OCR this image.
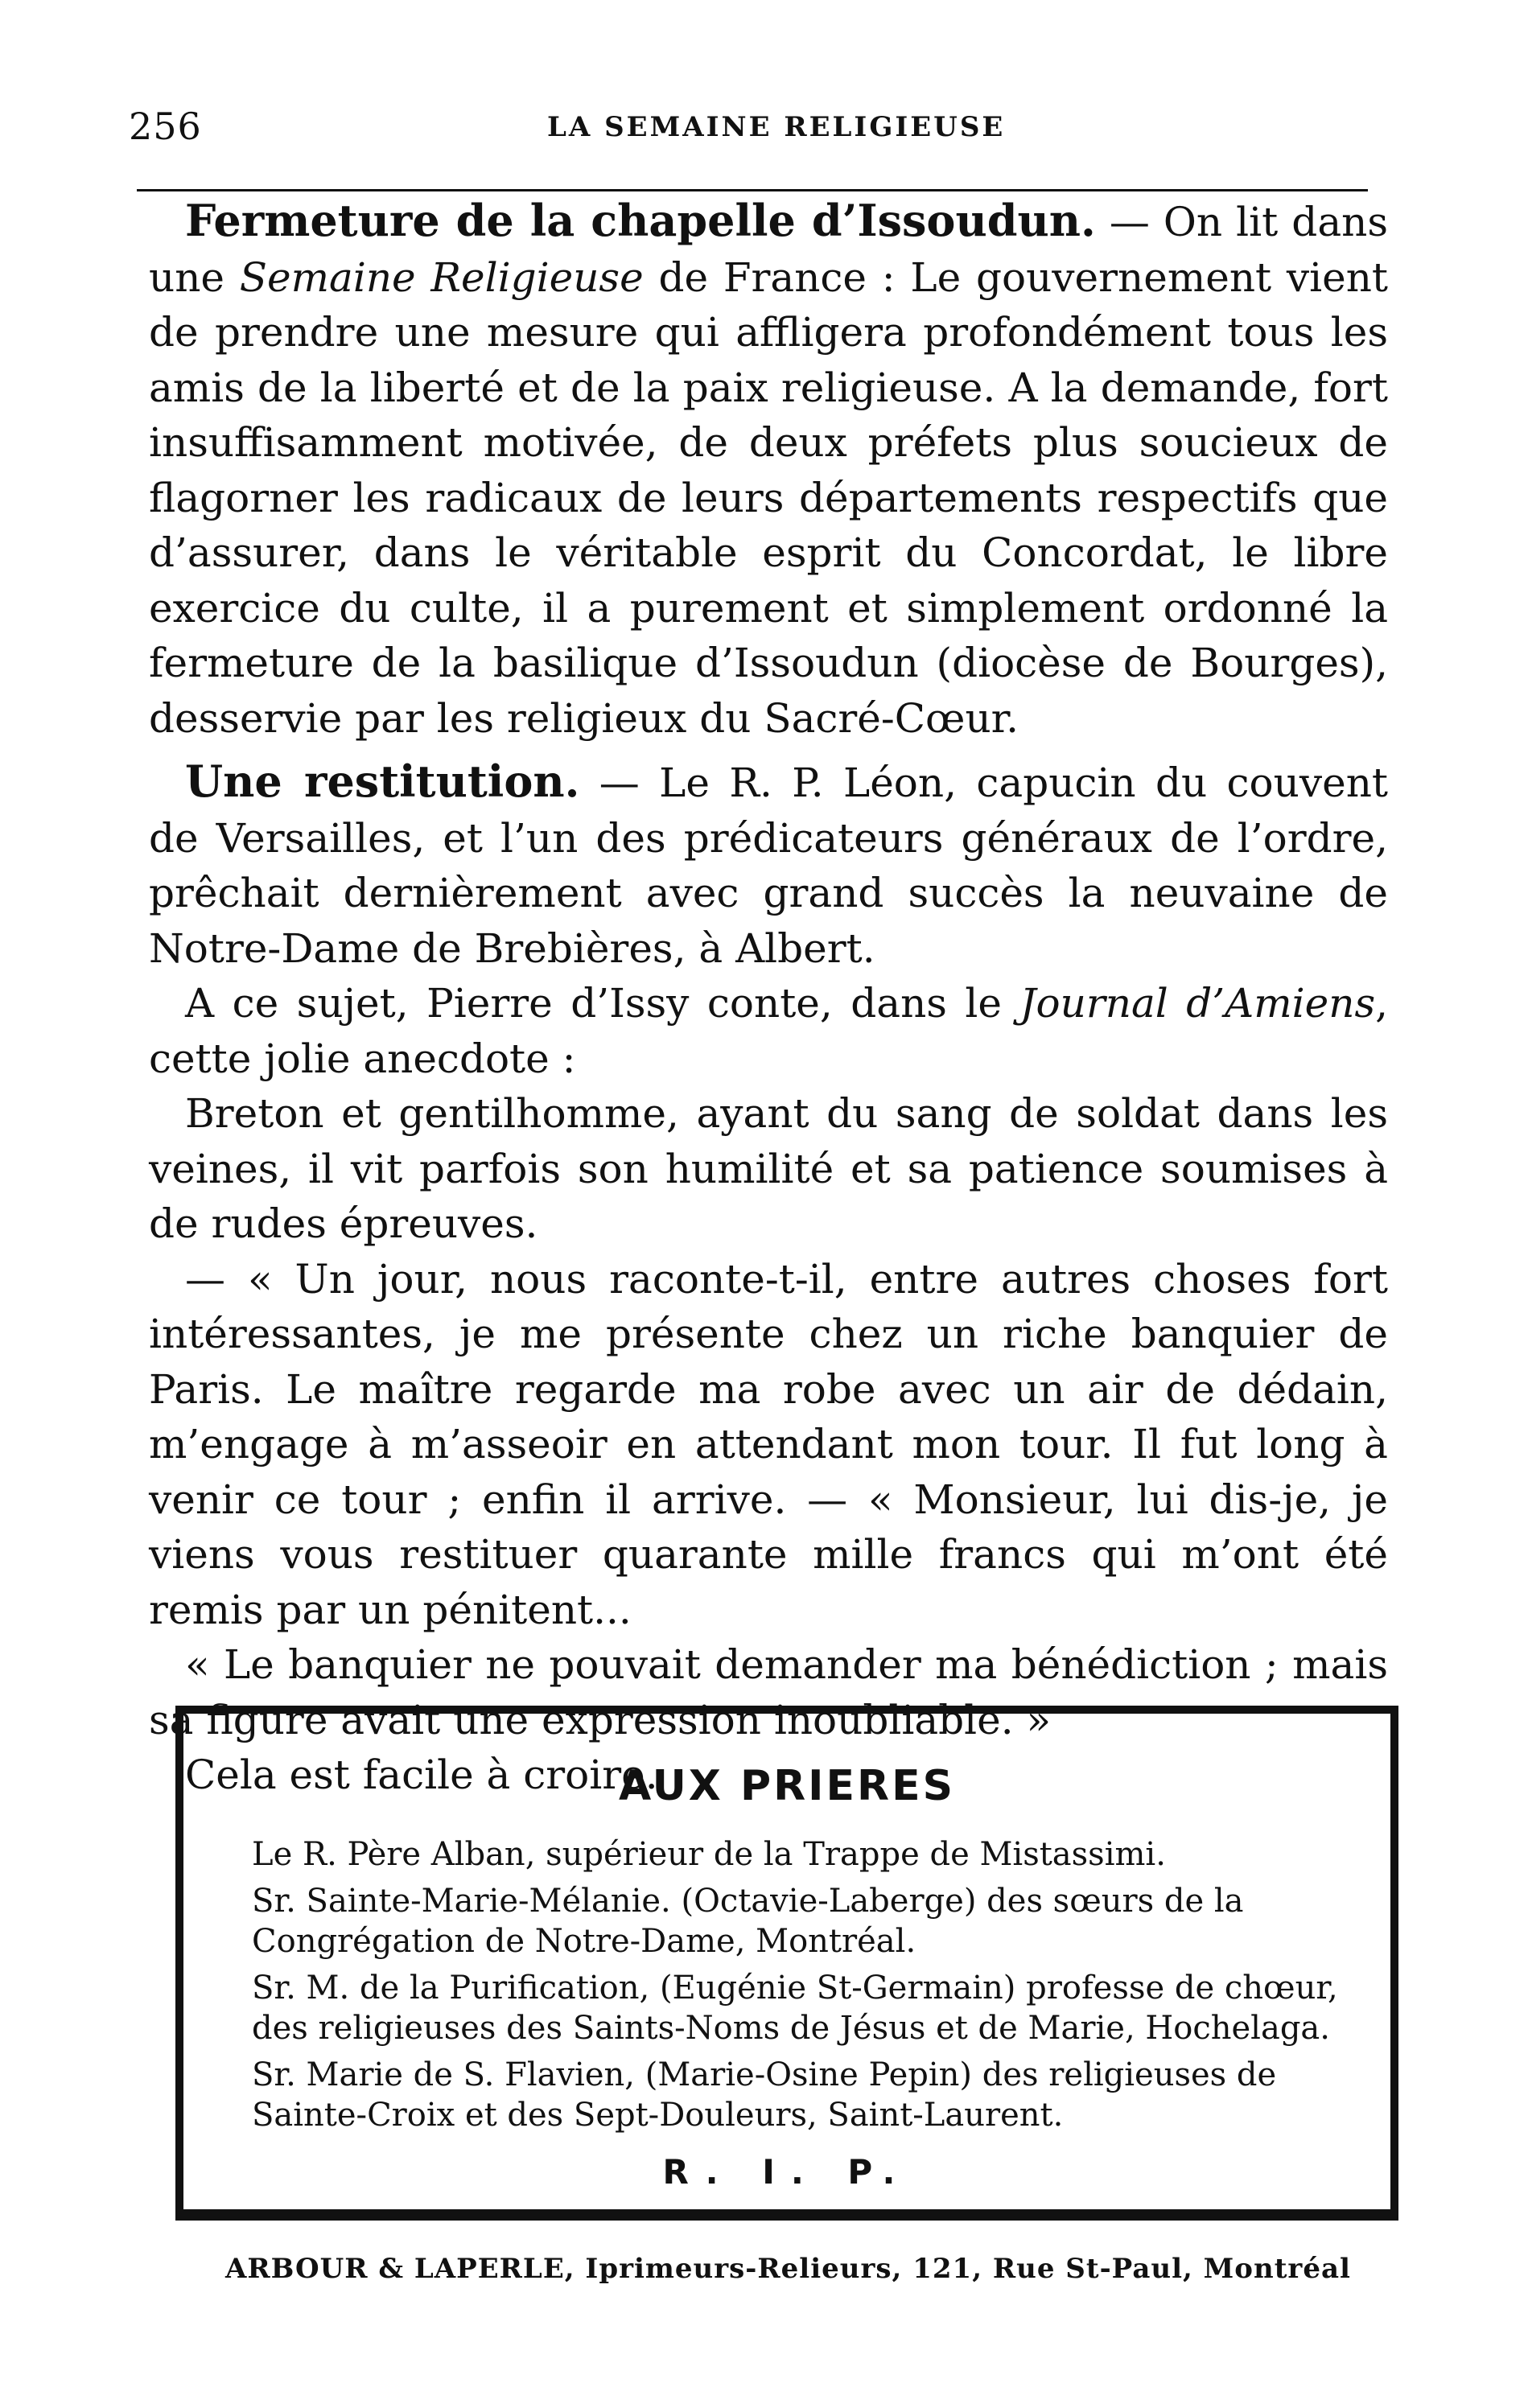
256	LA SEMAINE RELIGIEUSE

Fermeture de la chapelle d’Issoudun. — On lit dans une Semaine Religieuse de France : Le gouvernement vient de prendre une mesure qui affligera profondément tous les amis de la liberté et de la paix religieuse. A la demande, fort insuffisamment motivée, de deux préfets plus soucieux de flagorner les radicaux de leurs départements respectifs que d’assurer, dans le véritable esprit du Concordat, le libre exercice du culte, il a purement et simplement ordonné la fermeture de la basilique d’Issoudun (diocèse de Bourges), desservie par les religieux du Sacré-Cœur.

Une restitution. — Le R. P. Léon, capucin du couvent de Versailles, et l’un des prédicateurs généraux de l’ordre, prêchait dernièrement avec grand succès la neuvaine de Notre-Dame de Brebières, à Albert.

A ce sujet, Pierre d’Issy conte, dans le Journal d’Amiens, cette jolie anecdote :

Breton et gentilhomme, ayant du sang de soldat dans les veines, il vit parfois son humilité et sa patience soumises à de rudes épreuves.

— « Un jour, nous raconte-t-il, entre autres choses fort intéressantes, je me présente chez un riche banquier de Paris. Le maître regarde ma robe avec un air de dédain, m’engage à m’asseoir en attendant mon tour. Il fut long à venir ce tour ; enfin il arrive. — « Monsieur, lui dis-je, je viens vous restituer quarante mille francs qui m’ont été remis par un pénitent...

« Le banquier ne pouvait demander ma bénédiction ; mais sa figure avait une expression inoubliable. »

Cela est facile à croire.

AUX PRIERES

Le R. Père Alban, supérieur de la Trappe de Mistassimi.

Sr. Sainte-Marie-Mélanie. (Octavie-Laberge) des sœurs de la Congrégation de Notre-Dame, Montréal.

Sr. M. de la Purification, (Eugénie St-Germain) professe de chœur, des religieuses des Saints-Noms de Jésus et de Marie, Hochelaga.

Sr. Marie de S. Flavien, (Marie-Osine Pepin) des religieuses de Sainte-Croix et des Sept-Douleurs, Saint-Laurent.

R. I. P.
ARBOUR & LAPERLE, Iprimeurs-Relieurs, 121, Rue St-Paul, Montréal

### EXERCISE OBJECTIVE
Pick out each line in the material containing "Sainte".

### ANSWER BELOW
Sr. Sainte-Marie-Mélanie. (Octavie-Laberge) des sœurs de la Congrégation de Notre-Dame, Montréal.
Sr. Marie de S. Flavien, (Marie-Osine Pepin) des religieuses de Sainte-Croix et des Sept-Douleurs, Saint-Laurent.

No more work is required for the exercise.